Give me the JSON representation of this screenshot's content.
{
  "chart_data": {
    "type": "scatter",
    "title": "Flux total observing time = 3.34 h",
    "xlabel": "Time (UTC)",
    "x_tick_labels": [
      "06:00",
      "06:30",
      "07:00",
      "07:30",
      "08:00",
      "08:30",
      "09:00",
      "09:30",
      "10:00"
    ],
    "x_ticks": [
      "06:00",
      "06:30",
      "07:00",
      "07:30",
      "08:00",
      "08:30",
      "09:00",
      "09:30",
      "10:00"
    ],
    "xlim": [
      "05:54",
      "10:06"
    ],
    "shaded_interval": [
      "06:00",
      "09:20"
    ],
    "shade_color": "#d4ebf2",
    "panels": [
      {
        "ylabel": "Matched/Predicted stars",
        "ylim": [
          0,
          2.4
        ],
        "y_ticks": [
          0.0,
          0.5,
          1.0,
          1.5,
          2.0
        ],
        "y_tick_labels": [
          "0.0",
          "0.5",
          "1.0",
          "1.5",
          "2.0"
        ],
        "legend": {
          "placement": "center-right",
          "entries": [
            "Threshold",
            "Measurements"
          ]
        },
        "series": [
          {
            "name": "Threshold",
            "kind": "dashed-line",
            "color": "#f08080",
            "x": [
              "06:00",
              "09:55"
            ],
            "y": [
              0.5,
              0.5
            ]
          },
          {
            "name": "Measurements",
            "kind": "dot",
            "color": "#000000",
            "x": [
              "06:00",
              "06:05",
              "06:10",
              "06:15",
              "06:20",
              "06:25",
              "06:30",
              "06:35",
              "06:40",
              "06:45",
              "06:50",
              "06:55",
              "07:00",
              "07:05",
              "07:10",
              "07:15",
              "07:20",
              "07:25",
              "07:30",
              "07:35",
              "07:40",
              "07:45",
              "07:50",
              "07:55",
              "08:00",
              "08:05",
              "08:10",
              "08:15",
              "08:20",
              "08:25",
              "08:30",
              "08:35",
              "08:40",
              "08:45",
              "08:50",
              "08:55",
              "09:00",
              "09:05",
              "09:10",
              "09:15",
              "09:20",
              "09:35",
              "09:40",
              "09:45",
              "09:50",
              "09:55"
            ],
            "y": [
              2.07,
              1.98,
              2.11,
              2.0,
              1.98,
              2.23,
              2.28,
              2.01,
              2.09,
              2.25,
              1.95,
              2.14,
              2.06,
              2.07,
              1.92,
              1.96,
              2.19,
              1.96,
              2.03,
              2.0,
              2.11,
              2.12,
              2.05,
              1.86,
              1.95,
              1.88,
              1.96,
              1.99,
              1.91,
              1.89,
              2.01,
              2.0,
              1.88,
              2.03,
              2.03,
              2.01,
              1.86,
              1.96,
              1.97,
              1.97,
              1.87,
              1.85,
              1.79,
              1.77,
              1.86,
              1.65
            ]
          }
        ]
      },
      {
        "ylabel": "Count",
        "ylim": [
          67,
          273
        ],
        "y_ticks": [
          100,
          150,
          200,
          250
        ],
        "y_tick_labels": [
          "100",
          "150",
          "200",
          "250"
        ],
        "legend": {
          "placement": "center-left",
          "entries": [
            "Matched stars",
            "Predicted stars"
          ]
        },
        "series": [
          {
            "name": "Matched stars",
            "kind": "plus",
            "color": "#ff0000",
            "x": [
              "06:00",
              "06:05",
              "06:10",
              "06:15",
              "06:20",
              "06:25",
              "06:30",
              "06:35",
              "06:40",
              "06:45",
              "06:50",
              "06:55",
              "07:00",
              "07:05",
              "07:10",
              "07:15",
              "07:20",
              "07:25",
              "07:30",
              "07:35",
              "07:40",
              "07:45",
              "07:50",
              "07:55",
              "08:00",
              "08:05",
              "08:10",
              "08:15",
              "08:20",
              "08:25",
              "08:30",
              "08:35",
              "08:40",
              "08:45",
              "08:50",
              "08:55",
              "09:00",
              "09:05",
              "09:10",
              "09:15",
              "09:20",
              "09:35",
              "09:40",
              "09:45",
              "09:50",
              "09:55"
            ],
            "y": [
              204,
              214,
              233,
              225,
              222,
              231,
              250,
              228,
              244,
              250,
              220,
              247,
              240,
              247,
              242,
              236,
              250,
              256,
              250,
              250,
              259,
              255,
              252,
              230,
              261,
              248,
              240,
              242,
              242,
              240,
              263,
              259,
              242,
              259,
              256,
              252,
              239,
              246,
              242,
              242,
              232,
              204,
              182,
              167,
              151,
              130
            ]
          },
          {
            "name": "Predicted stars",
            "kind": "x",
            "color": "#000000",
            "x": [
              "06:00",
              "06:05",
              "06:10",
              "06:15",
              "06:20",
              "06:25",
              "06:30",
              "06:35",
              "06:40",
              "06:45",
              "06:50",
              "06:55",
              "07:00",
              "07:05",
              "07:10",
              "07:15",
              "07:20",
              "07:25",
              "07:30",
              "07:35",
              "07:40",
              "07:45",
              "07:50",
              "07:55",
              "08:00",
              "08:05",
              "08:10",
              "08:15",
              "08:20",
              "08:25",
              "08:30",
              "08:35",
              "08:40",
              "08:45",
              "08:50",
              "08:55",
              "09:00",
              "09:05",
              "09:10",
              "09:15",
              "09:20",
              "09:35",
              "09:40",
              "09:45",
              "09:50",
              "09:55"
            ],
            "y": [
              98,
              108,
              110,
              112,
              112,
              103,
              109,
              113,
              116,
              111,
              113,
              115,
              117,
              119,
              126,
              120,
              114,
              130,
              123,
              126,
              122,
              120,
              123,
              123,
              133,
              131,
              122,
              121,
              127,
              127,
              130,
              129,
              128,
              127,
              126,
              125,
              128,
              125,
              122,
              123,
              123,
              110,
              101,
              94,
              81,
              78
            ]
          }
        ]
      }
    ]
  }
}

########################################

Exercise brief
Copy every line of the material, please, keeping it exactly the same.

Complete response
Give me the JSON representation of this screenshot's content.
{
  "chart_data": {
    "type": "scatter",
    "title": "Flux total observing time = 3.34 h",
    "xlabel": "Time (UTC)",
    "x_tick_labels": [
      "06:00",
      "06:30",
      "07:00",
      "07:30",
      "08:00",
      "08:30",
      "09:00",
      "09:30",
      "10:00"
    ],
    "x_ticks": [
      "06:00",
      "06:30",
      "07:00",
      "07:30",
      "08:00",
      "08:30",
      "09:00",
      "09:30",
      "10:00"
    ],
    "xlim": [
      "05:54",
      "10:06"
    ],
    "shaded_interval": [
      "06:00",
      "09:20"
    ],
    "shade_color": "#d4ebf2",
    "panels": [
      {
        "ylabel": "Matched/Predicted stars",
        "ylim": [
          0,
          2.4
        ],
        "y_ticks": [
          0.0,
          0.5,
          1.0,
          1.5,
          2.0
        ],
        "y_tick_labels": [
          "0.0",
          "0.5",
          "1.0",
          "1.5",
          "2.0"
        ],
        "legend": {
          "placement": "center-right",
          "entries": [
            "Threshold",
            "Measurements"
          ]
        },
        "series": [
          {
            "name": "Threshold",
            "kind": "dashed-line",
            "color": "#f08080",
            "x": [
              "06:00",
              "09:55"
            ],
            "y": [
              0.5,
              0.5
            ]
          },
          {
            "name": "Measurements",
            "kind": "dot",
            "color": "#000000",
            "x": [
              "06:00",
              "06:05",
              "06:10",
              "06:15",
              "06:20",
              "06:25",
              "06:30",
              "06:35",
              "06:40",
              "06:45",
              "06:50",
              "06:55",
              "07:00",
              "07:05",
              "07:10",
              "07:15",
              "07:20",
              "07:25",
              "07:30",
              "07:35",
              "07:40",
              "07:45",
              "07:50",
              "07:55",
              "08:00",
              "08:05",
              "08:10",
              "08:15",
              "08:20",
              "08:25",
              "08:30",
              "08:35",
              "08:40",
              "08:45",
              "08:50",
              "08:55",
              "09:00",
              "09:05",
              "09:10",
              "09:15",
              "09:20",
              "09:35",
              "09:40",
              "09:45",
              "09:50",
              "09:55"
            ],
            "y": [
              2.07,
              1.98,
              2.11,
              2.0,
              1.98,
              2.23,
              2.28,
              2.01,
              2.09,
              2.25,
              1.95,
              2.14,
              2.06,
              2.07,
              1.92,
              1.96,
              2.19,
              1.96,
              2.03,
              2.0,
              2.11,
              2.12,
              2.05,
              1.86,
              1.95,
              1.88,
              1.96,
              1.99,
              1.91,
              1.89,
              2.01,
              2.0,
              1.88,
              2.03,
              2.03,
              2.01,
              1.86,
              1.96,
              1.97,
              1.97,
              1.87,
              1.85,
              1.79,
              1.77,
              1.86,
              1.65
            ]
          }
        ]
      },
      {
        "ylabel": "Count",
        "ylim": [
          67,
          273
        ],
        "y_ticks": [
          100,
          150,
          200,
          250
        ],
        "y_tick_labels": [
          "100",
          "150",
          "200",
          "250"
        ],
        "legend": {
          "placement": "center-left",
          "entries": [
            "Matched stars",
            "Predicted stars"
          ]
        },
        "series": [
          {
            "name": "Matched stars",
            "kind": "plus",
            "color": "#ff0000",
            "x": [
              "06:00",
              "06:05",
              "06:10",
              "06:15",
              "06:20",
              "06:25",
              "06:30",
              "06:35",
              "06:40",
              "06:45",
              "06:50",
              "06:55",
              "07:00",
              "07:05",
              "07:10",
              "07:15",
              "07:20",
              "07:25",
              "07:30",
              "07:35",
              "07:40",
              "07:45",
              "07:50",
              "07:55",
              "08:00",
              "08:05",
              "08:10",
              "08:15",
              "08:20",
              "08:25",
              "08:30",
              "08:35",
              "08:40",
              "08:45",
              "08:50",
              "08:55",
              "09:00",
              "09:05",
              "09:10",
              "09:15",
              "09:20",
              "09:35",
              "09:40",
              "09:45",
              "09:50",
              "09:55"
            ],
            "y": [
              204,
              214,
              233,
              225,
              222,
              231,
              250,
              228,
              244,
              250,
              220,
              247,
              240,
              247,
              242,
              236,
              250,
              256,
              250,
              250,
              259,
              255,
              252,
              230,
              261,
              248,
              240,
              242,
              242,
              240,
              263,
              259,
              242,
              259,
              256,
              252,
              239,
              246,
              242,
              242,
              232,
              204,
              182,
              167,
              151,
              130
            ]
          },
          {
            "name": "Predicted stars",
            "kind": "x",
            "color": "#000000",
            "x": [
              "06:00",
              "06:05",
              "06:10",
              "06:15",
              "06:20",
              "06:25",
              "06:30",
              "06:35",
              "06:40",
              "06:45",
              "06:50",
              "06:55",
              "07:00",
              "07:05",
              "07:10",
              "07:15",
              "07:20",
              "07:25",
              "07:30",
              "07:35",
              "07:40",
              "07:45",
              "07:50",
              "07:55",
              "08:00",
              "08:05",
              "08:10",
              "08:15",
              "08:20",
              "08:25",
              "08:30",
              "08:35",
              "08:40",
              "08:45",
              "08:50",
              "08:55",
              "09:00",
              "09:05",
              "09:10",
              "09:15",
              "09:20",
              "09:35",
              "09:40",
              "09:45",
              "09:50",
              "09:55"
            ],
            "y": [
              98,
              108,
              110,
              112,
              112,
              103,
              109,
              113,
              116,
              111,
              113,
              115,
              117,
              119,
              126,
              120,
              114,
              130,
              123,
              126,
              122,
              120,
              123,
              123,
              133,
              131,
              122,
              121,
              127,
              127,
              130,
              129,
              128,
              127,
              126,
              125,
              128,
              125,
              122,
              123,
              123,
              110,
              101,
              94,
              81,
              78
            ]
          }
        ]
      }
    ]
  }
}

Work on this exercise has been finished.